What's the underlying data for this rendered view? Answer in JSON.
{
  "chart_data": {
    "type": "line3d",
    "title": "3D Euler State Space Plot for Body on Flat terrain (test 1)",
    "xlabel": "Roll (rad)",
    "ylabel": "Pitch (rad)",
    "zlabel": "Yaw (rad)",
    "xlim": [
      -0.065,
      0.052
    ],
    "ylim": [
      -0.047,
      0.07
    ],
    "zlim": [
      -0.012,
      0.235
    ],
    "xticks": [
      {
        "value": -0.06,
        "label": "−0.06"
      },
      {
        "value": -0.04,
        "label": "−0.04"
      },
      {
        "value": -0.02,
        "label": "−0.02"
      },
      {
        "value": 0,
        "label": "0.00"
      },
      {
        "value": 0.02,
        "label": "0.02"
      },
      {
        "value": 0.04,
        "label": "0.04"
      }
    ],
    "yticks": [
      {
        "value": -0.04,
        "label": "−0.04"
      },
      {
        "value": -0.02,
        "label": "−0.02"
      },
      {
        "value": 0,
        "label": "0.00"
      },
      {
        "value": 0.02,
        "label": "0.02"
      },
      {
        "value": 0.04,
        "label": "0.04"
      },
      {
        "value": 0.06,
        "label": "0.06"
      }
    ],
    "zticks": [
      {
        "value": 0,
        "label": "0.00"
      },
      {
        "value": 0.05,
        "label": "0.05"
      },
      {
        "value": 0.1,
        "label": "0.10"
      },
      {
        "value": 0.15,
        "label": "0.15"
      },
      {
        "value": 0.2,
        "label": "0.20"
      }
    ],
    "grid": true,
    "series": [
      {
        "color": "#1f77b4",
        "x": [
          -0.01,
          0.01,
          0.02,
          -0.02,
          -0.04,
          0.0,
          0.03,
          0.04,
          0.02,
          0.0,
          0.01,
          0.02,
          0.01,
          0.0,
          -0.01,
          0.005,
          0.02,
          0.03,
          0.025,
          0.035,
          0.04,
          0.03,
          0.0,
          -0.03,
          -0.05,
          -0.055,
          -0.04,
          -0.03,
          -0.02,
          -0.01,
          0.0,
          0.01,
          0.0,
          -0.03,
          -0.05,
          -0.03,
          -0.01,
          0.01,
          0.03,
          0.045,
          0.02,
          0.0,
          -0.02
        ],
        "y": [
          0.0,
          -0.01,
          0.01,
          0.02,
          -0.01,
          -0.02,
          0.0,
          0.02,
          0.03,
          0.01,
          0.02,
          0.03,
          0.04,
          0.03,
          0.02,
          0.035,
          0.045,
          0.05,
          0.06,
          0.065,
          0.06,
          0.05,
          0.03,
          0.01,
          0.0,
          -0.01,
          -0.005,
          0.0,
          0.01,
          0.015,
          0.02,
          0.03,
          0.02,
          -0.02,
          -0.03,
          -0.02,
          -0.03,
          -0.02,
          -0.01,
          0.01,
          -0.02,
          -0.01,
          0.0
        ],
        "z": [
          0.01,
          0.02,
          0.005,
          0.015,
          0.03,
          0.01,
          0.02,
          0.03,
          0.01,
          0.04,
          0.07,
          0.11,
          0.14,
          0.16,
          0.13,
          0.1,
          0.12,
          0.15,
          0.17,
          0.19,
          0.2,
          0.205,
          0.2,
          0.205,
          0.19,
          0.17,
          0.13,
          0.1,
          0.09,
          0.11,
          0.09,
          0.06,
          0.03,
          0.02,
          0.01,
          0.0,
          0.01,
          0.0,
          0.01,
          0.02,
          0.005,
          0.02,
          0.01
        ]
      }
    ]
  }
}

(Task directions) Repeat every line of the records above exactly.

(Solution for this task)
What's the underlying data for this rendered view? Answer in JSON.
{
  "chart_data": {
    "type": "line3d",
    "title": "3D Euler State Space Plot for Body on Flat terrain (test 1)",
    "xlabel": "Roll (rad)",
    "ylabel": "Pitch (rad)",
    "zlabel": "Yaw (rad)",
    "xlim": [
      -0.065,
      0.052
    ],
    "ylim": [
      -0.047,
      0.07
    ],
    "zlim": [
      -0.012,
      0.235
    ],
    "xticks": [
      {
        "value": -0.06,
        "label": "−0.06"
      },
      {
        "value": -0.04,
        "label": "−0.04"
      },
      {
        "value": -0.02,
        "label": "−0.02"
      },
      {
        "value": 0,
        "label": "0.00"
      },
      {
        "value": 0.02,
        "label": "0.02"
      },
      {
        "value": 0.04,
        "label": "0.04"
      }
    ],
    "yticks": [
      {
        "value": -0.04,
        "label": "−0.04"
      },
      {
        "value": -0.02,
        "label": "−0.02"
      },
      {
        "value": 0,
        "label": "0.00"
      },
      {
        "value": 0.02,
        "label": "0.02"
      },
      {
        "value": 0.04,
        "label": "0.04"
      },
      {
        "value": 0.06,
        "label": "0.06"
      }
    ],
    "zticks": [
      {
        "value": 0,
        "label": "0.00"
      },
      {
        "value": 0.05,
        "label": "0.05"
      },
      {
        "value": 0.1,
        "label": "0.10"
      },
      {
        "value": 0.15,
        "label": "0.15"
      },
      {
        "value": 0.2,
        "label": "0.20"
      }
    ],
    "grid": true,
    "series": [
      {
        "color": "#1f77b4",
        "x": [
          -0.01,
          0.01,
          0.02,
          -0.02,
          -0.04,
          0.0,
          0.03,
          0.04,
          0.02,
          0.0,
          0.01,
          0.02,
          0.01,
          0.0,
          -0.01,
          0.005,
          0.02,
          0.03,
          0.025,
          0.035,
          0.04,
          0.03,
          0.0,
          -0.03,
          -0.05,
          -0.055,
          -0.04,
          -0.03,
          -0.02,
          -0.01,
          0.0,
          0.01,
          0.0,
          -0.03,
          -0.05,
          -0.03,
          -0.01,
          0.01,
          0.03,
          0.045,
          0.02,
          0.0,
          -0.02
        ],
        "y": [
          0.0,
          -0.01,
          0.01,
          0.02,
          -0.01,
          -0.02,
          0.0,
          0.02,
          0.03,
          0.01,
          0.02,
          0.03,
          0.04,
          0.03,
          0.02,
          0.035,
          0.045,
          0.05,
          0.06,
          0.065,
          0.06,
          0.05,
          0.03,
          0.01,
          0.0,
          -0.01,
          -0.005,
          0.0,
          0.01,
          0.015,
          0.02,
          0.03,
          0.02,
          -0.02,
          -0.03,
          -0.02,
          -0.03,
          -0.02,
          -0.01,
          0.01,
          -0.02,
          -0.01,
          0.0
        ],
        "z": [
          0.01,
          0.02,
          0.005,
          0.015,
          0.03,
          0.01,
          0.02,
          0.03,
          0.01,
          0.04,
          0.07,
          0.11,
          0.14,
          0.16,
          0.13,
          0.1,
          0.12,
          0.15,
          0.17,
          0.19,
          0.2,
          0.205,
          0.2,
          0.205,
          0.19,
          0.17,
          0.13,
          0.1,
          0.09,
          0.11,
          0.09,
          0.06,
          0.03,
          0.02,
          0.01,
          0.0,
          0.01,
          0.0,
          0.01,
          0.02,
          0.005,
          0.02,
          0.01
        ]
      }
    ]
  }
}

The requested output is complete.